-------- Information supplied

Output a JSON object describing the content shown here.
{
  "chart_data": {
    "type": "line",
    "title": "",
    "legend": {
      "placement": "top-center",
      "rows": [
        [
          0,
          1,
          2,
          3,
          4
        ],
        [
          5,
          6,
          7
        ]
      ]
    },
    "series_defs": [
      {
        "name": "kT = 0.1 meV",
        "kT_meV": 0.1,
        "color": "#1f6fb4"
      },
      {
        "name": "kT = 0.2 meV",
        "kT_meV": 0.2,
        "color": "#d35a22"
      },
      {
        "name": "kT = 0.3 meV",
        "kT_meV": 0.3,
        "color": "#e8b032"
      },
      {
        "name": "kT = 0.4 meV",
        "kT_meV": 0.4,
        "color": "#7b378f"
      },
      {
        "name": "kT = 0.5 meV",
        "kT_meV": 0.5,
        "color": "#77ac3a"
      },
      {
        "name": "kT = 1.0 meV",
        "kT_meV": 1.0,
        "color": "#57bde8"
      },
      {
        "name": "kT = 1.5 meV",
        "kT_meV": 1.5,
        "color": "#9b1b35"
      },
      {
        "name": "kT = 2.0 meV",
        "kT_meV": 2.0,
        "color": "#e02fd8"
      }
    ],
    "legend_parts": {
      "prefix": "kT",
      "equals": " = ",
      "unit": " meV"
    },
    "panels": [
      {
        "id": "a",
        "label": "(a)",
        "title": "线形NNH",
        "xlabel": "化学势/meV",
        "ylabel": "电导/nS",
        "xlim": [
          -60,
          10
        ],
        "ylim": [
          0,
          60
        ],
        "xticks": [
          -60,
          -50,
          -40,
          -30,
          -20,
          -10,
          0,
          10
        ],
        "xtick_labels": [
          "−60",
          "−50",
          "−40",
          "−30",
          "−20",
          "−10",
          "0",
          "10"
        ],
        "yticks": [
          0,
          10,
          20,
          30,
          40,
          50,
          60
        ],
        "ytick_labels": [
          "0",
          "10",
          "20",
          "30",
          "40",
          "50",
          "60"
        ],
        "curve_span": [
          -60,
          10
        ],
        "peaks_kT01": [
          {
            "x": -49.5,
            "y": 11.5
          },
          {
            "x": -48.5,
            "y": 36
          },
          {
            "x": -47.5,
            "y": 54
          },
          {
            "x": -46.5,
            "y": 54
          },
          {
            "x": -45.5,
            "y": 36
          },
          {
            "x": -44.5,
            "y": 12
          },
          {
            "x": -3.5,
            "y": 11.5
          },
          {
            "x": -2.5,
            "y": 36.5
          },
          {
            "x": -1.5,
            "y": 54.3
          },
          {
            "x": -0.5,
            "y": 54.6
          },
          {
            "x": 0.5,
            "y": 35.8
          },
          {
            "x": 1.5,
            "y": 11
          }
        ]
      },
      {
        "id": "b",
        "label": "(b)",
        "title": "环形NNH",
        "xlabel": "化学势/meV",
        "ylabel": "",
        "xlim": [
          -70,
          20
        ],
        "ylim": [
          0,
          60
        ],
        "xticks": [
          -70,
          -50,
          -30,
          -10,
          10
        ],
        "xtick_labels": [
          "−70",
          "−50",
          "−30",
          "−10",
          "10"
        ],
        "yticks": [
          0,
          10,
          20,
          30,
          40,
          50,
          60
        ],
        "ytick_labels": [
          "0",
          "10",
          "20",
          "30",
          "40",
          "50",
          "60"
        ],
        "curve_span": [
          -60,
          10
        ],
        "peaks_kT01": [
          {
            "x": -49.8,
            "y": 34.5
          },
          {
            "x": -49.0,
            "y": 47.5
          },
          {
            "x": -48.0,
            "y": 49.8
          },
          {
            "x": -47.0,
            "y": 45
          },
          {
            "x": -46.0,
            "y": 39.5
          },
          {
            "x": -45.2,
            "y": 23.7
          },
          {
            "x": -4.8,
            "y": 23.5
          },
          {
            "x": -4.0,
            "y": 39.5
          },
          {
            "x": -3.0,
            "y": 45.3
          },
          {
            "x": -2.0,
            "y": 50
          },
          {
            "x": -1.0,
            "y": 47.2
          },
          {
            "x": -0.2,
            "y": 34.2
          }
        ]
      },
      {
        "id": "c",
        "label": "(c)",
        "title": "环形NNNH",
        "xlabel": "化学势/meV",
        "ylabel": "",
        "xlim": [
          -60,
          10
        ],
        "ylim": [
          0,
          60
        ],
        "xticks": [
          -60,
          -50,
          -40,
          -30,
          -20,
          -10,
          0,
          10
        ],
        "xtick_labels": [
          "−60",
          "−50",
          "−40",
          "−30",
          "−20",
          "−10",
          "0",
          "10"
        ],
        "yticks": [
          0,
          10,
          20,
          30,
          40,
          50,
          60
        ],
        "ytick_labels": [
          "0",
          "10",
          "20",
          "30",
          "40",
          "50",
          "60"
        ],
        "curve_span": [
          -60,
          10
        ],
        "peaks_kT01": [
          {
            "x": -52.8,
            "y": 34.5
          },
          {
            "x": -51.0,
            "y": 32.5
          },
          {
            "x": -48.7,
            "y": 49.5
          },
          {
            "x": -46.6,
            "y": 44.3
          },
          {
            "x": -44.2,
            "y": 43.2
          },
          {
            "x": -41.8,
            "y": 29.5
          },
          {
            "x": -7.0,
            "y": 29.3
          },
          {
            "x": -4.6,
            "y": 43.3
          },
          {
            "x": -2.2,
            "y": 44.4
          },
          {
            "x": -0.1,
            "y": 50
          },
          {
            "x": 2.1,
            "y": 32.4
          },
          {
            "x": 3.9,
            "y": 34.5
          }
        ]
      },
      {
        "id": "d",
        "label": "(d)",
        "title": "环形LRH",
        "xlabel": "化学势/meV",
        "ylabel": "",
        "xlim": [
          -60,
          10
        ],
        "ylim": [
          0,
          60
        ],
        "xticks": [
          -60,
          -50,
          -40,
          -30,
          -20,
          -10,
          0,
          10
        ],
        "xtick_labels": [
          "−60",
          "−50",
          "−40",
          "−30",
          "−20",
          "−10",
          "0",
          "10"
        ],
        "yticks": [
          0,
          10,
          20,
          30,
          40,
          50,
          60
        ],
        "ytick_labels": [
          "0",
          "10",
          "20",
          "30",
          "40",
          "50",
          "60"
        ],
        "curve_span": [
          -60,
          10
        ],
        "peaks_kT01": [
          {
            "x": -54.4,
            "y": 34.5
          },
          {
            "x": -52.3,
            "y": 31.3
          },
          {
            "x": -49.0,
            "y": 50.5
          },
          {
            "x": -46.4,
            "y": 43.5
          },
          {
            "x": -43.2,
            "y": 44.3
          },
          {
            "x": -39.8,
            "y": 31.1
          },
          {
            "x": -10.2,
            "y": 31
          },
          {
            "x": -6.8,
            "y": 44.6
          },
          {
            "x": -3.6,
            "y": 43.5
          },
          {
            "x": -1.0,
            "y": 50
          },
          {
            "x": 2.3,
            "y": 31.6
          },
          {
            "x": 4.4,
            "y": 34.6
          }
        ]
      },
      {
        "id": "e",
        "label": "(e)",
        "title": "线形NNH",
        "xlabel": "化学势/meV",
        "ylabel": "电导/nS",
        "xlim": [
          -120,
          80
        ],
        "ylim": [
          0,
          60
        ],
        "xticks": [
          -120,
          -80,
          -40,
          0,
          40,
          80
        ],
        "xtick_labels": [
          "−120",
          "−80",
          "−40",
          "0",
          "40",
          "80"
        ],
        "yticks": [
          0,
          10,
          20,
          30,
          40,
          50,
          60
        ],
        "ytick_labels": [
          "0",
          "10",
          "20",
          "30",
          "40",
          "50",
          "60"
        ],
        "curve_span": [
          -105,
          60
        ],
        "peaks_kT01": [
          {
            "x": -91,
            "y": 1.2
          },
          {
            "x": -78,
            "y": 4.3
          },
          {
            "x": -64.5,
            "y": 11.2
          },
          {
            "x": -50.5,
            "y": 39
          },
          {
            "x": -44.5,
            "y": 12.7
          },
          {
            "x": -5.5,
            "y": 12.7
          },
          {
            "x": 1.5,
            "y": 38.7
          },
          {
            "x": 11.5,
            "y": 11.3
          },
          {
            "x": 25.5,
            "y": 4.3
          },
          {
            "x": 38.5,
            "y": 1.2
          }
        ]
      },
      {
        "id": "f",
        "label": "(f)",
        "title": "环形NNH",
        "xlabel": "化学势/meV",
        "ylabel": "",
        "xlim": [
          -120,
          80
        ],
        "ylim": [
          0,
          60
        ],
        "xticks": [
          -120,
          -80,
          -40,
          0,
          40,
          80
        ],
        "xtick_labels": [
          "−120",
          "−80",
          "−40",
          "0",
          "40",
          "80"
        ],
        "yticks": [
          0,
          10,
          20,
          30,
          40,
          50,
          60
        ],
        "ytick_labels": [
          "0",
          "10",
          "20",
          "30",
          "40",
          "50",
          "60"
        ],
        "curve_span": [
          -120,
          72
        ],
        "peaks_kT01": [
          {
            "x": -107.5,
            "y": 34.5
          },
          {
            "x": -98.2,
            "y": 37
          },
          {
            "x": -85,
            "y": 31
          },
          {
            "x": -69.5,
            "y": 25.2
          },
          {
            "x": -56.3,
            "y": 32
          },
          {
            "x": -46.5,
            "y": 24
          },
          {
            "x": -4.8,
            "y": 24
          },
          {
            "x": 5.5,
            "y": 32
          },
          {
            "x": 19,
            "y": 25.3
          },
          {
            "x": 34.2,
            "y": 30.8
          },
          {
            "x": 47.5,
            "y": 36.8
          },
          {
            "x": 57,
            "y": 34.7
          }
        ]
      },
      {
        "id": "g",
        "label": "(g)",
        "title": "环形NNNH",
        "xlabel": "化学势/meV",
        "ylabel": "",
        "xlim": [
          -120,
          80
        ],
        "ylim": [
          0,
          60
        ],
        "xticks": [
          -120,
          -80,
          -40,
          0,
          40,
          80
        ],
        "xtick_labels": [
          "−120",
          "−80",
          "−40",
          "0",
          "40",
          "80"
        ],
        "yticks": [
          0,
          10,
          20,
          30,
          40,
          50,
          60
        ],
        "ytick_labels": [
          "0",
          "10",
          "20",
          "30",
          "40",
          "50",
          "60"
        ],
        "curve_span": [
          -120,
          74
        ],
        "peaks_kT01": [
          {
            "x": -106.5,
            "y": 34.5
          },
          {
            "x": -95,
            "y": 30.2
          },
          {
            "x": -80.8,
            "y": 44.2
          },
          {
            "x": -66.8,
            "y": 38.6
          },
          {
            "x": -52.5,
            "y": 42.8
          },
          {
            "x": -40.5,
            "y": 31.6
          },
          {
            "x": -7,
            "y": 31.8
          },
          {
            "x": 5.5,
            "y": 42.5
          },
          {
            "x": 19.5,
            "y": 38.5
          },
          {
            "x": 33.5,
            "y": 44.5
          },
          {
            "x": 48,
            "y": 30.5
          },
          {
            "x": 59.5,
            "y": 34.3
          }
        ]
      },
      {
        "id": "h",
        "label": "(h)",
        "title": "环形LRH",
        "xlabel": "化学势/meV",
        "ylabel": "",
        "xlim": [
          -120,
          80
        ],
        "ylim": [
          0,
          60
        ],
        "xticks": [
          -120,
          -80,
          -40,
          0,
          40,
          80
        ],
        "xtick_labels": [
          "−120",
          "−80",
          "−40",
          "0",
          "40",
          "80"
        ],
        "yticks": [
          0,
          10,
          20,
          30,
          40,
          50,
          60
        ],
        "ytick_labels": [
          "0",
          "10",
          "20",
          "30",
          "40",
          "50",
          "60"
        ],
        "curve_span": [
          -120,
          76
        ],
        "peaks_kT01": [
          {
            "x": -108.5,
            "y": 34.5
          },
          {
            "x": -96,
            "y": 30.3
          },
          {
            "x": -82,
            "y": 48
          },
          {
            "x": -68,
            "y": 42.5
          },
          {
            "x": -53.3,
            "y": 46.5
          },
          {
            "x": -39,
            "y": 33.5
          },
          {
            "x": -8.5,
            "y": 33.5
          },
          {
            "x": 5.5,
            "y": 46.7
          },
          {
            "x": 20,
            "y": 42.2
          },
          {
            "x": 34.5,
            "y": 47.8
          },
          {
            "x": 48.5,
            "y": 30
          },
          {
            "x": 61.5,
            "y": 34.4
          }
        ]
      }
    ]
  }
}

----------------

◆ **Written exercise**:
Search the data above for lines holding "color" and copy each of them.

◆ **Written response**:
        "color": "#1f6fb4"
        "color": "#d35a22"
        "color": "#e8b032"
        "color": "#7b378f"
        "color": "#77ac3a"
        "color": "#57bde8"
        "color": "#9b1b35"
        "color": "#e02fd8"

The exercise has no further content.